— Objective —
Reproduce the records below in full and exactly, without their images.

(Records that describe figures)
---*---

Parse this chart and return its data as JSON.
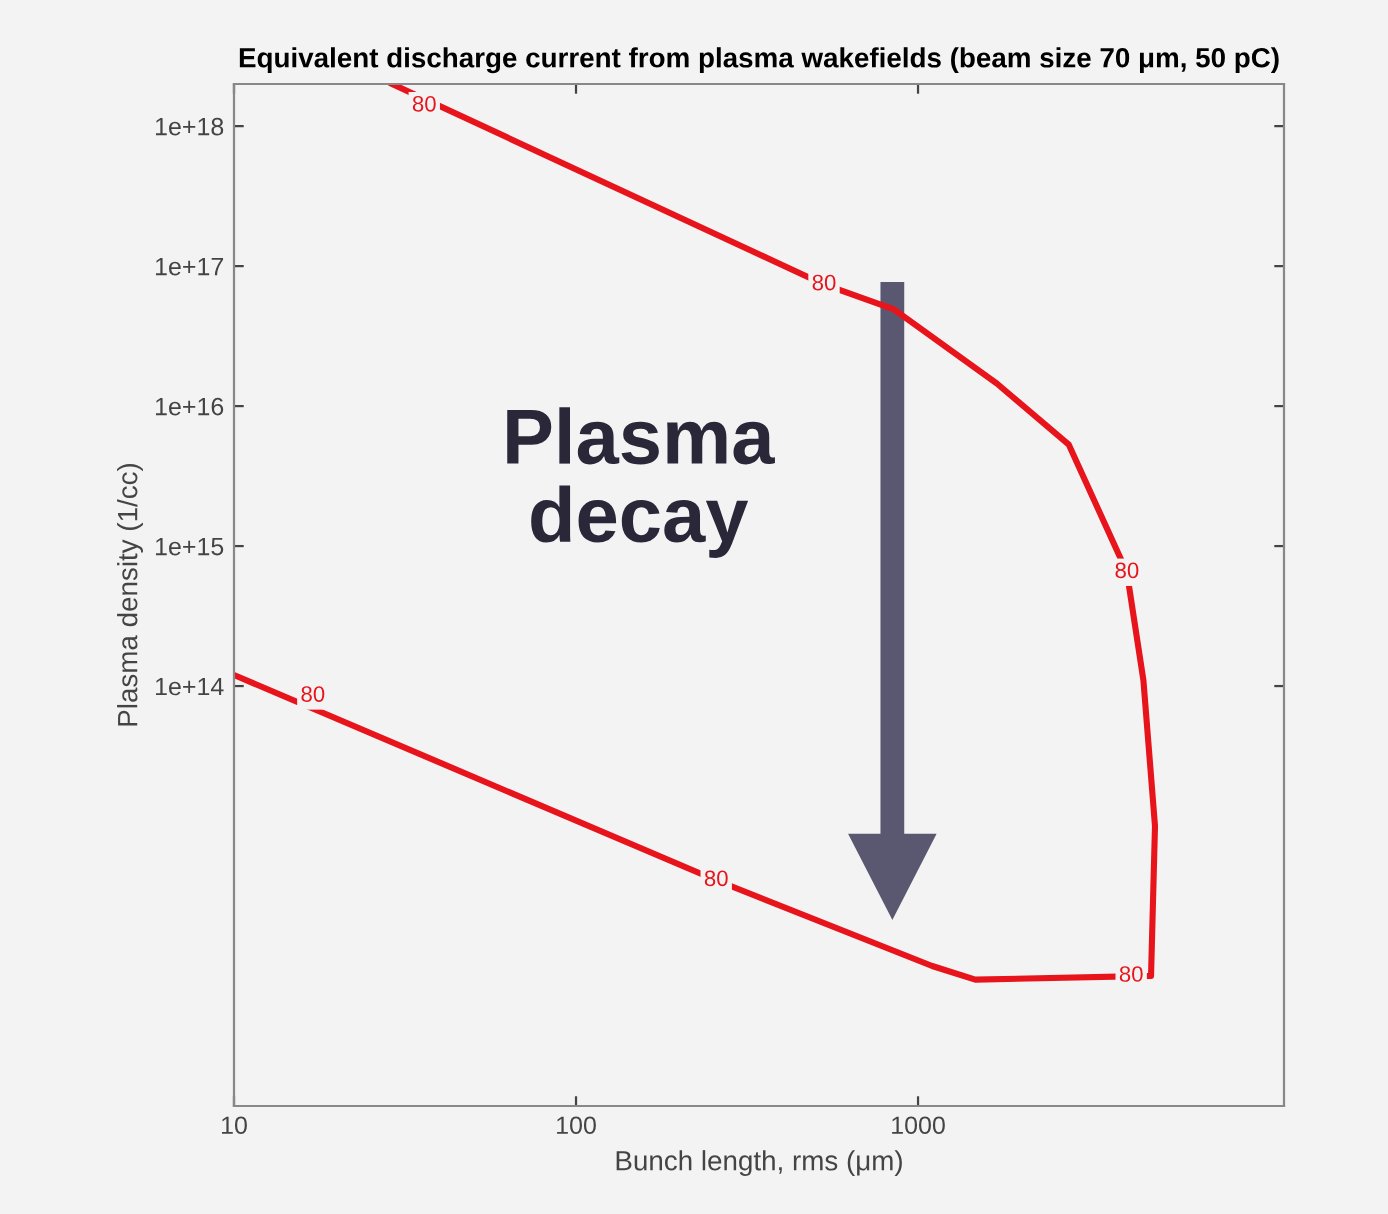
{
  "chart_data": {
    "type": "line",
    "title": "Equivalent discharge current from plasma wakefields (beam size 70 μm, 50 pC)",
    "xlabel": "Bunch length, rms (μm)",
    "ylabel": "Plasma density (1/cc)",
    "log": "xy",
    "xlim": [
      10,
      11750
    ],
    "ylim": [
      100000000000.0,
      2e+18
    ],
    "xticks": [
      10,
      100,
      1000
    ],
    "yticks": [
      {
        "value": 100000000000000.0,
        "label": "1e+14"
      },
      {
        "value": 1000000000000000.0,
        "label": "1e+15"
      },
      {
        "value": 1e+16,
        "label": "1e+16"
      },
      {
        "value": 1e+17,
        "label": "1e+17"
      },
      {
        "value": 1e+18,
        "label": "1e+18"
      }
    ],
    "series": [
      {
        "color": "#e8141c",
        "x": [
          29,
          531,
          851,
          1700,
          2760,
          4080,
          4560,
          4930,
          4800,
          1470,
          1100,
          257,
          10
        ],
        "values": [
          2e+18,
          7.4e+16,
          4.9e+16,
          1.45e+16,
          5300000000000000.0,
          650000000000000.0,
          110000000000000.0,
          10000000000000.0,
          850000000000.0,
          800000000000.0,
          1000000000000.0,
          4100000000000.0,
          120000000000000.0
        ]
      }
    ],
    "annotations": [
      "Plasma\ndecay",
      {
        "text": "80",
        "x": 36,
        "y": 1.4e+18
      },
      {
        "text": "80",
        "x": 531,
        "y": 7.4e+16
      },
      {
        "text": "80",
        "x": 4080,
        "y": 650000000000000.0
      },
      {
        "text": "80",
        "x": 4200,
        "y": 850000000000.0
      },
      {
        "text": "80",
        "x": 257,
        "y": 4100000000000.0
      },
      {
        "text": "80",
        "x": 17,
        "y": 85000000000000.0
      }
    ],
    "grid": false,
    "marker": "none",
    "line_style": "solid"
  }
}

---*---

— The solution —
Parse this chart and return its data as JSON.
{
  "chart_data": {
    "type": "line",
    "title": "Equivalent discharge current from plasma wakefields (beam size 70 μm, 50 pC)",
    "xlabel": "Bunch length, rms (μm)",
    "ylabel": "Plasma density (1/cc)",
    "log": "xy",
    "xlim": [
      10,
      11750
    ],
    "ylim": [
      100000000000.0,
      2e+18
    ],
    "xticks": [
      10,
      100,
      1000
    ],
    "yticks": [
      {
        "value": 100000000000000.0,
        "label": "1e+14"
      },
      {
        "value": 1000000000000000.0,
        "label": "1e+15"
      },
      {
        "value": 1e+16,
        "label": "1e+16"
      },
      {
        "value": 1e+17,
        "label": "1e+17"
      },
      {
        "value": 1e+18,
        "label": "1e+18"
      }
    ],
    "series": [
      {
        "color": "#e8141c",
        "x": [
          29,
          531,
          851,
          1700,
          2760,
          4080,
          4560,
          4930,
          4800,
          1470,
          1100,
          257,
          10
        ],
        "values": [
          2e+18,
          7.4e+16,
          4.9e+16,
          1.45e+16,
          5300000000000000.0,
          650000000000000.0,
          110000000000000.0,
          10000000000000.0,
          850000000000.0,
          800000000000.0,
          1000000000000.0,
          4100000000000.0,
          120000000000000.0
        ]
      }
    ],
    "annotations": [
      "Plasma\ndecay",
      {
        "text": "80",
        "x": 36,
        "y": 1.4e+18
      },
      {
        "text": "80",
        "x": 531,
        "y": 7.4e+16
      },
      {
        "text": "80",
        "x": 4080,
        "y": 650000000000000.0
      },
      {
        "text": "80",
        "x": 4200,
        "y": 850000000000.0
      },
      {
        "text": "80",
        "x": 257,
        "y": 4100000000000.0
      },
      {
        "text": "80",
        "x": 17,
        "y": 85000000000000.0
      }
    ],
    "grid": false,
    "marker": "none",
    "line_style": "solid"
  }
}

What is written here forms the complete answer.